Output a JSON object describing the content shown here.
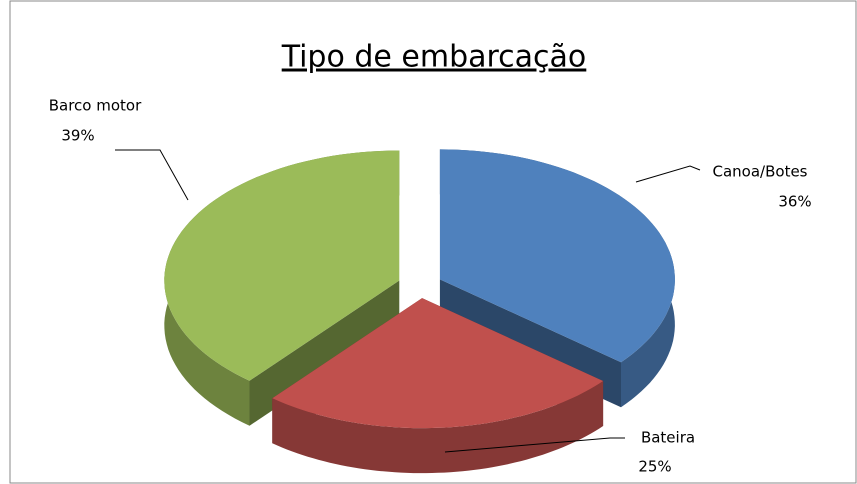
{
  "chart_data": {
    "type": "pie",
    "title": "Tipo de embarcação",
    "categories": [
      "Canoa/Botes",
      "Bateira",
      "Barco motor"
    ],
    "values": [
      36,
      25,
      39
    ],
    "value_labels": [
      "36%",
      "25%",
      "39%"
    ],
    "colors": [
      "#4f81bd",
      "#c0504d",
      "#9bbb59"
    ]
  }
}
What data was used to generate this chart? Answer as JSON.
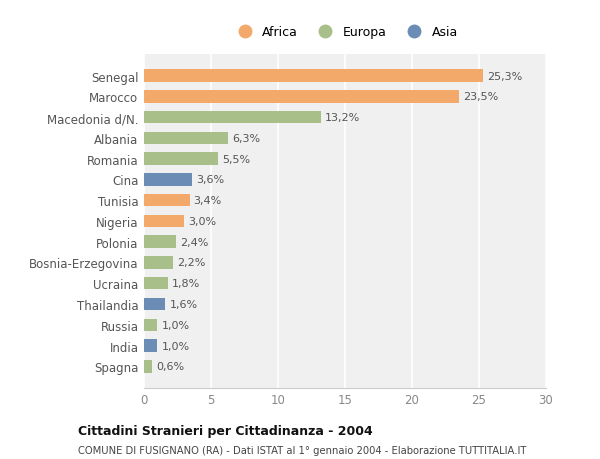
{
  "categories": [
    "Senegal",
    "Marocco",
    "Macedonia d/N.",
    "Albania",
    "Romania",
    "Cina",
    "Tunisia",
    "Nigeria",
    "Polonia",
    "Bosnia-Erzegovina",
    "Ucraina",
    "Thailandia",
    "Russia",
    "India",
    "Spagna"
  ],
  "values": [
    25.3,
    23.5,
    13.2,
    6.3,
    5.5,
    3.6,
    3.4,
    3.0,
    2.4,
    2.2,
    1.8,
    1.6,
    1.0,
    1.0,
    0.6
  ],
  "labels": [
    "25,3%",
    "23,5%",
    "13,2%",
    "6,3%",
    "5,5%",
    "3,6%",
    "3,4%",
    "3,0%",
    "2,4%",
    "2,2%",
    "1,8%",
    "1,6%",
    "1,0%",
    "1,0%",
    "0,6%"
  ],
  "colors": [
    "#F2A96A",
    "#F2A96A",
    "#A8BF8A",
    "#A8BF8A",
    "#A8BF8A",
    "#6B8DB5",
    "#F2A96A",
    "#F2A96A",
    "#A8BF8A",
    "#A8BF8A",
    "#A8BF8A",
    "#6B8DB5",
    "#A8BF8A",
    "#6B8DB5",
    "#A8BF8A"
  ],
  "legend_labels": [
    "Africa",
    "Europa",
    "Asia"
  ],
  "legend_colors": [
    "#F2A96A",
    "#A8BF8A",
    "#6B8DB5"
  ],
  "title": "Cittadini Stranieri per Cittadinanza - 2004",
  "subtitle": "COMUNE DI FUSIGNANO (RA) - Dati ISTAT al 1° gennaio 2004 - Elaborazione TUTTITALIA.IT",
  "xlim": [
    0,
    30
  ],
  "xticks": [
    0,
    5,
    10,
    15,
    20,
    25,
    30
  ],
  "background_color": "#ffffff",
  "plot_background": "#f0f0f0"
}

+ + +

_Task description_
Give the data above again in full and unchanged, skipping the pictures.

_Full response_
Output a JSON object describing the content shown here.
{
  "chart_data": {
    "type": "pie",
    "title": "Tipo de embarcação",
    "categories": [
      "Canoa/Botes",
      "Bateira",
      "Barco motor"
    ],
    "values": [
      36,
      25,
      39
    ],
    "value_labels": [
      "36%",
      "25%",
      "39%"
    ],
    "colors": [
      "#4f81bd",
      "#c0504d",
      "#9bbb59"
    ]
  }
}
What data was used to generate this chart? Answer as JSON.
{
  "categories": [
    "Senegal",
    "Marocco",
    "Macedonia d/N.",
    "Albania",
    "Romania",
    "Cina",
    "Tunisia",
    "Nigeria",
    "Polonia",
    "Bosnia-Erzegovina",
    "Ucraina",
    "Thailandia",
    "Russia",
    "India",
    "Spagna"
  ],
  "values": [
    25.3,
    23.5,
    13.2,
    6.3,
    5.5,
    3.6,
    3.4,
    3.0,
    2.4,
    2.2,
    1.8,
    1.6,
    1.0,
    1.0,
    0.6
  ],
  "labels": [
    "25,3%",
    "23,5%",
    "13,2%",
    "6,3%",
    "5,5%",
    "3,6%",
    "3,4%",
    "3,0%",
    "2,4%",
    "2,2%",
    "1,8%",
    "1,6%",
    "1,0%",
    "1,0%",
    "0,6%"
  ],
  "colors": [
    "#F2A96A",
    "#F2A96A",
    "#A8BF8A",
    "#A8BF8A",
    "#A8BF8A",
    "#6B8DB5",
    "#F2A96A",
    "#F2A96A",
    "#A8BF8A",
    "#A8BF8A",
    "#A8BF8A",
    "#6B8DB5",
    "#A8BF8A",
    "#6B8DB5",
    "#A8BF8A"
  ],
  "legend_labels": [
    "Africa",
    "Europa",
    "Asia"
  ],
  "legend_colors": [
    "#F2A96A",
    "#A8BF8A",
    "#6B8DB5"
  ],
  "title": "Cittadini Stranieri per Cittadinanza - 2004",
  "subtitle": "COMUNE DI FUSIGNANO (RA) - Dati ISTAT al 1° gennaio 2004 - Elaborazione TUTTITALIA.IT",
  "xlim": [
    0,
    30
  ],
  "xticks": [
    0,
    5,
    10,
    15,
    20,
    25,
    30
  ],
  "background_color": "#ffffff",
  "plot_background": "#f0f0f0"
}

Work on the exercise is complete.